> TASK PROMPT
Write out each record again exactly as it stands.
---*---
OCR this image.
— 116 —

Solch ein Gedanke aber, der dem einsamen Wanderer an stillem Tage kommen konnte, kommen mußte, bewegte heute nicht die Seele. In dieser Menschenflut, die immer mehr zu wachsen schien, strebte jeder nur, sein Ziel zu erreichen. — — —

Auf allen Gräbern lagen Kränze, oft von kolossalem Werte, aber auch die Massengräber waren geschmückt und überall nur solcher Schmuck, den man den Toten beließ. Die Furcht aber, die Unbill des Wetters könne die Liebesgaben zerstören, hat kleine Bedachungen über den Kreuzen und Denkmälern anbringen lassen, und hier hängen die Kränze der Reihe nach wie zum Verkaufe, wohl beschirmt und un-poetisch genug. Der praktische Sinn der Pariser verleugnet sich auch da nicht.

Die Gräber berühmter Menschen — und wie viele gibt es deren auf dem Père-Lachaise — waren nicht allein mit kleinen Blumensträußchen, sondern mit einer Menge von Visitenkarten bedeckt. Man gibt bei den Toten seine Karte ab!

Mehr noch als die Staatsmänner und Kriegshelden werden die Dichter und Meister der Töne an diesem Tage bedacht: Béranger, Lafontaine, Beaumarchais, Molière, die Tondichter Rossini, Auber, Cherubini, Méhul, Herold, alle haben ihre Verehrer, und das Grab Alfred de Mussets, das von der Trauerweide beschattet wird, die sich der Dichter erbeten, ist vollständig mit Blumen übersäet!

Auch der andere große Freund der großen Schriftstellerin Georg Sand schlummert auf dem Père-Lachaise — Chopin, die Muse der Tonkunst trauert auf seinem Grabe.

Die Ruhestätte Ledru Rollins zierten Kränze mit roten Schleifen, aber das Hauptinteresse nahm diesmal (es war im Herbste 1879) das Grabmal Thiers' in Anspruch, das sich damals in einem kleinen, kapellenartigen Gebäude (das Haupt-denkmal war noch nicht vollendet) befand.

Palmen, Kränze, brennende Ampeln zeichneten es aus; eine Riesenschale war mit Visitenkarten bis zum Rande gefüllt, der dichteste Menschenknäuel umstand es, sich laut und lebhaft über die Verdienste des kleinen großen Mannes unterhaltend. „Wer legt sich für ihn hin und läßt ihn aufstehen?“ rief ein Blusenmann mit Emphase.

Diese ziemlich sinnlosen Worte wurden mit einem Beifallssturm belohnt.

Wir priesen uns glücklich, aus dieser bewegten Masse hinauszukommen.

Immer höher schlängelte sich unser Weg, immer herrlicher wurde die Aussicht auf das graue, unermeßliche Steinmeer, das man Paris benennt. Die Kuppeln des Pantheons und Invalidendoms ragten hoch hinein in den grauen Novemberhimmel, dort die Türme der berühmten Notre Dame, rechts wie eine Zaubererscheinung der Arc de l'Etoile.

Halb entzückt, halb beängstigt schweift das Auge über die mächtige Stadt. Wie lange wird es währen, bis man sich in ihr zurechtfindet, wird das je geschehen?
---*---
> ANSWER FOR THE TASK
OCR this image.
— 116 —

Solch ein Gedanke aber, der dem einsamen Wanderer an stillem Tage kommen konnte, kommen mußte, bewegte heute nicht die Seele. In dieser Menschenflut, die immer mehr zu wachsen schien, strebte jeder nur, sein Ziel zu erreichen. — — —

Auf allen Gräbern lagen Kränze, oft von kolossalem Werte, aber auch die Massengräber waren geschmückt und überall nur solcher Schmuck, den man den Toten beließ. Die Furcht aber, die Unbill des Wetters könne die Liebesgaben zerstören, hat kleine Bedachungen über den Kreuzen und Denkmälern anbringen lassen, und hier hängen die Kränze der Reihe nach wie zum Verkaufe, wohl beschirmt und un-poetisch genug. Der praktische Sinn der Pariser verleugnet sich auch da nicht.

Die Gräber berühmter Menschen — und wie viele gibt es deren auf dem Père-Lachaise — waren nicht allein mit kleinen Blumensträußchen, sondern mit einer Menge von Visitenkarten bedeckt. Man gibt bei den Toten seine Karte ab!

Mehr noch als die Staatsmänner und Kriegshelden werden die Dichter und Meister der Töne an diesem Tage bedacht: Béranger, Lafontaine, Beaumarchais, Molière, die Tondichter Rossini, Auber, Cherubini, Méhul, Herold, alle haben ihre Verehrer, und das Grab Alfred de Mussets, das von der Trauerweide beschattet wird, die sich der Dichter erbeten, ist vollständig mit Blumen übersäet!

Auch der andere große Freund der großen Schriftstellerin Georg Sand schlummert auf dem Père-Lachaise — Chopin, die Muse der Tonkunst trauert auf seinem Grabe.

Die Ruhestätte Ledru Rollins zierten Kränze mit roten Schleifen, aber das Hauptinteresse nahm diesmal (es war im Herbste 1879) das Grabmal Thiers' in Anspruch, das sich damals in einem kleinen, kapellenartigen Gebäude (das Haupt-denkmal war noch nicht vollendet) befand.

Palmen, Kränze, brennende Ampeln zeichneten es aus; eine Riesenschale war mit Visitenkarten bis zum Rande gefüllt, der dichteste Menschenknäuel umstand es, sich laut und lebhaft über die Verdienste des kleinen großen Mannes unterhaltend. „Wer legt sich für ihn hin und läßt ihn aufstehen?“ rief ein Blusenmann mit Emphase.

Diese ziemlich sinnlosen Worte wurden mit einem Beifallssturm belohnt.

Wir priesen uns glücklich, aus dieser bewegten Masse hinauszukommen.

Immer höher schlängelte sich unser Weg, immer herrlicher wurde die Aussicht auf das graue, unermeßliche Steinmeer, das man Paris benennt. Die Kuppeln des Pantheons und Invalidendoms ragten hoch hinein in den grauen Novemberhimmel, dort die Türme der berühmten Notre Dame, rechts wie eine Zaubererscheinung der Arc de l'Etoile.

Halb entzückt, halb beängstigt schweift das Auge über die mächtige Stadt. Wie lange wird es währen, bis man sich in ihr zurechtfindet, wird das je geschehen?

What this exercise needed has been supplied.